Objective ->
Pull out every line from the listing that has the word "신입구직자".

Data to process ->

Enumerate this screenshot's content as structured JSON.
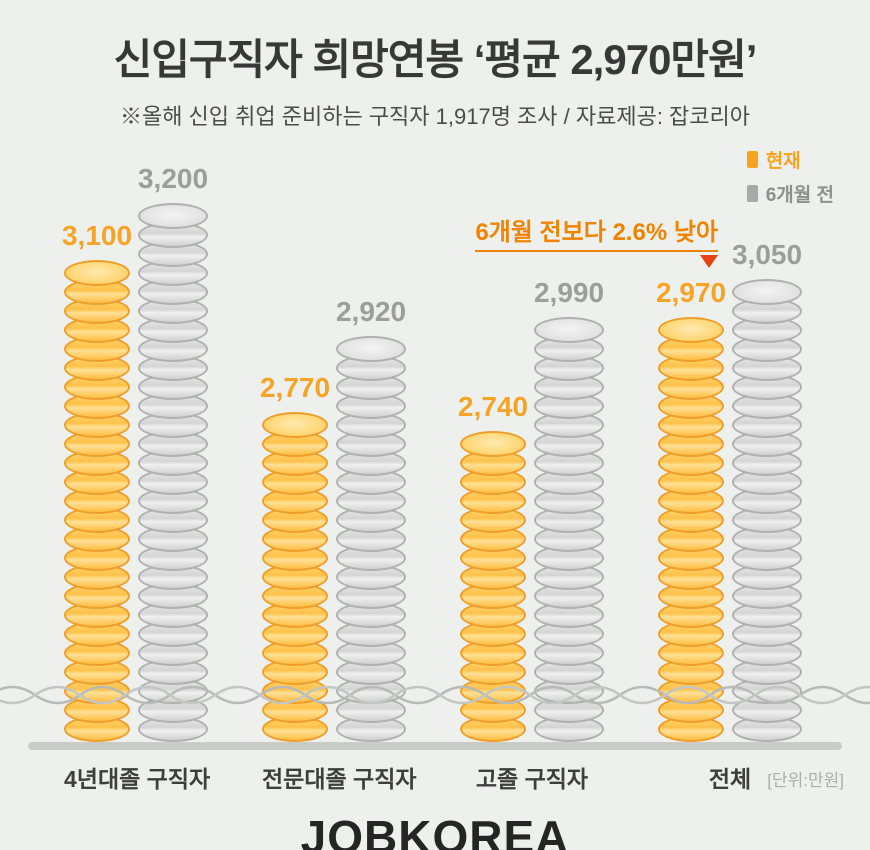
{
  "title": "신입구직자 희망연봉 ‘평균 2,970만원’",
  "subtitle": "※올해 신입 취업 준비하는 구직자 1,917명 조사  / 자료제공: 잡코리아",
  "legend": [
    {
      "label": "현재",
      "color": "#f6a41f"
    },
    {
      "label": "6개월 전",
      "color": "#8f8f8f",
      "swatch_color": "#a9a9a9"
    }
  ],
  "annotation": {
    "text": "6개월 전보다 2.6% 낮아",
    "color": "#f08300",
    "arrow_color": "#e8430e"
  },
  "unit_label": "[단위:만원]",
  "logo": "JOBKOREA",
  "chart_data": {
    "type": "bar",
    "title": "신입구직자 희망연봉 ‘평균 2,970만원’",
    "categories": [
      "4년대졸 구직자",
      "전문대졸 구직자",
      "고졸 구직자",
      "전체"
    ],
    "series": [
      {
        "name": "현재",
        "color": "#ffc24a",
        "edge_color": "#ef9e2b",
        "label_color": "#f5a427",
        "values": [
          3100,
          2770,
          2740,
          2970
        ],
        "value_labels": [
          "3,100",
          "2,770",
          "2,740",
          "2,970"
        ]
      },
      {
        "name": "6개월 전",
        "color": "#d9d9d9",
        "edge_color": "#b0b0b0",
        "label_color": "#9d9d9d",
        "values": [
          3200,
          2920,
          2990,
          3050
        ],
        "value_labels": [
          "3,200",
          "2,920",
          "2,990",
          "3,050"
        ]
      }
    ],
    "unit": "만원",
    "legend_position": "top-right",
    "axis_break": true,
    "grid": false,
    "ylim": [
      2040,
      3300
    ]
  }
}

Correct result ->
  "title": "신입구직자 희망연봉 ‘평균 2,970만원’",
    "title": "신입구직자 희망연봉 ‘평균 2,970만원’",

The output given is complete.